EXERCISE BRIEF → Your task is to transcribe the records exactly, skipping every image.

ENTRIES →
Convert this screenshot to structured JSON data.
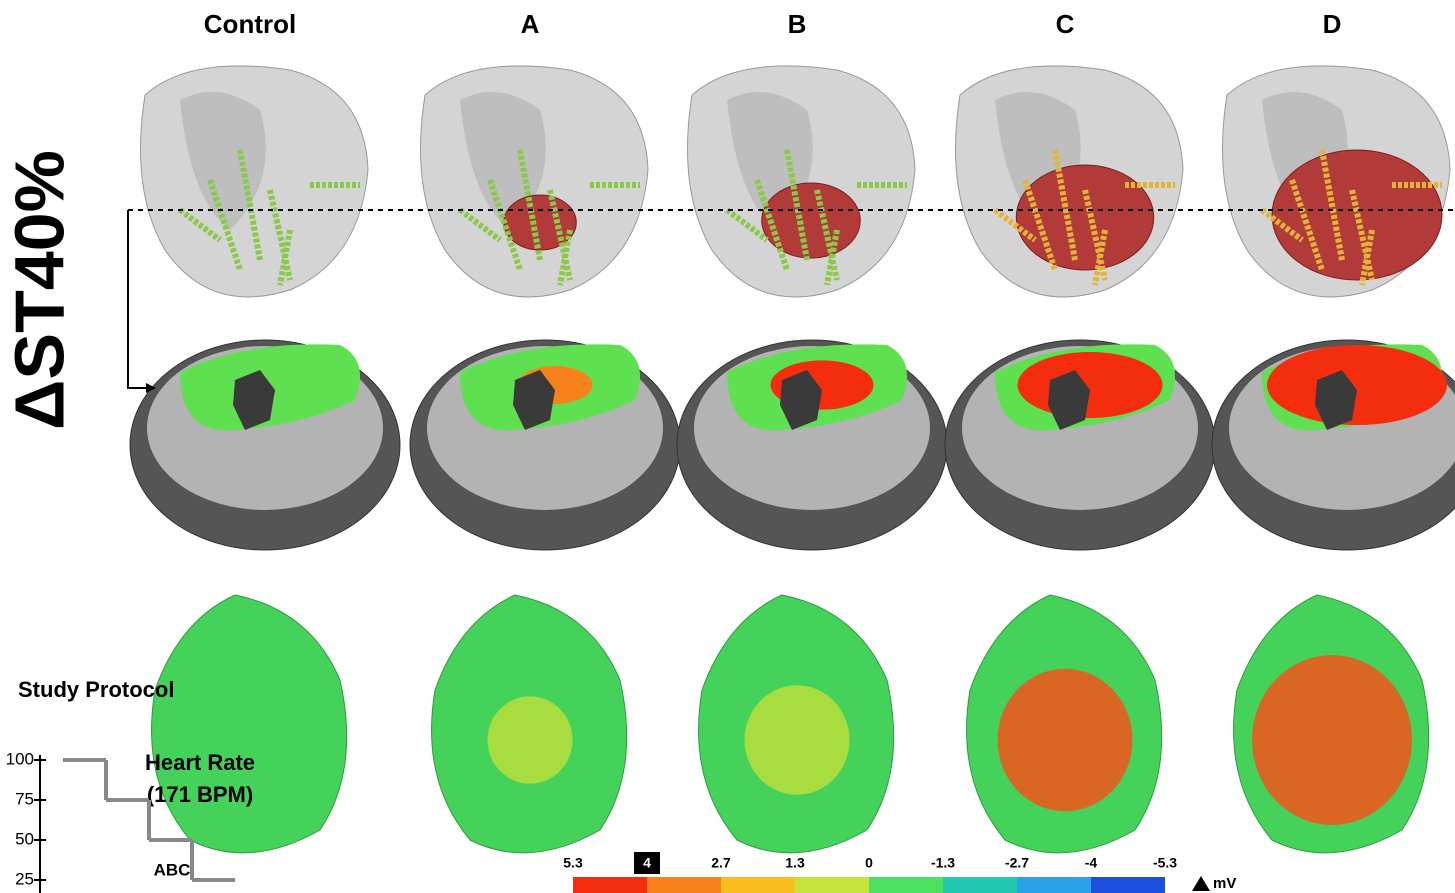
{
  "header": {
    "columns": [
      "Control",
      "A",
      "B",
      "C",
      "D"
    ]
  },
  "side_label": "ΔST40%",
  "protocol": {
    "title": "Study Protocol",
    "label_line1": "Heart Rate",
    "label_line2": "(171 BPM)",
    "annotation": "ABC",
    "ylim": [
      25,
      100
    ],
    "yticks": [
      100,
      75,
      50,
      25
    ],
    "steps": [
      100,
      75,
      50,
      25
    ]
  },
  "colorbar": {
    "ticks": [
      5.3,
      4,
      2.7,
      1.3,
      0,
      -1.3,
      -2.7,
      -4,
      -5.3
    ],
    "highlight": 1,
    "colors": [
      "#f42d0f",
      "#f7821c",
      "#f9bd1e",
      "#c5e33b",
      "#4ee060",
      "#22c9b0",
      "#2aa2ea",
      "#1a4fe0"
    ],
    "unit": "mV"
  }
}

ANSWER TO THIS EXERCISE →
Convert this screenshot to structured JSON data.
{
  "header": {
    "columns": [
      "Control",
      "A",
      "B",
      "C",
      "D"
    ]
  },
  "side_label": "ΔST40%",
  "protocol": {
    "title": "Study Protocol",
    "label_line1": "Heart Rate",
    "label_line2": "(171 BPM)",
    "annotation": "ABC",
    "ylim": [
      25,
      100
    ],
    "yticks": [
      100,
      75,
      50,
      25
    ],
    "steps": [
      100,
      75,
      50,
      25
    ]
  },
  "colorbar": {
    "ticks": [
      5.3,
      4,
      2.7,
      1.3,
      0,
      -1.3,
      -2.7,
      -4,
      -5.3
    ],
    "highlight": 1,
    "colors": [
      "#f42d0f",
      "#f7821c",
      "#f9bd1e",
      "#c5e33b",
      "#4ee060",
      "#22c9b0",
      "#2aa2ea",
      "#1a4fe0"
    ],
    "unit": "mV"
  }
}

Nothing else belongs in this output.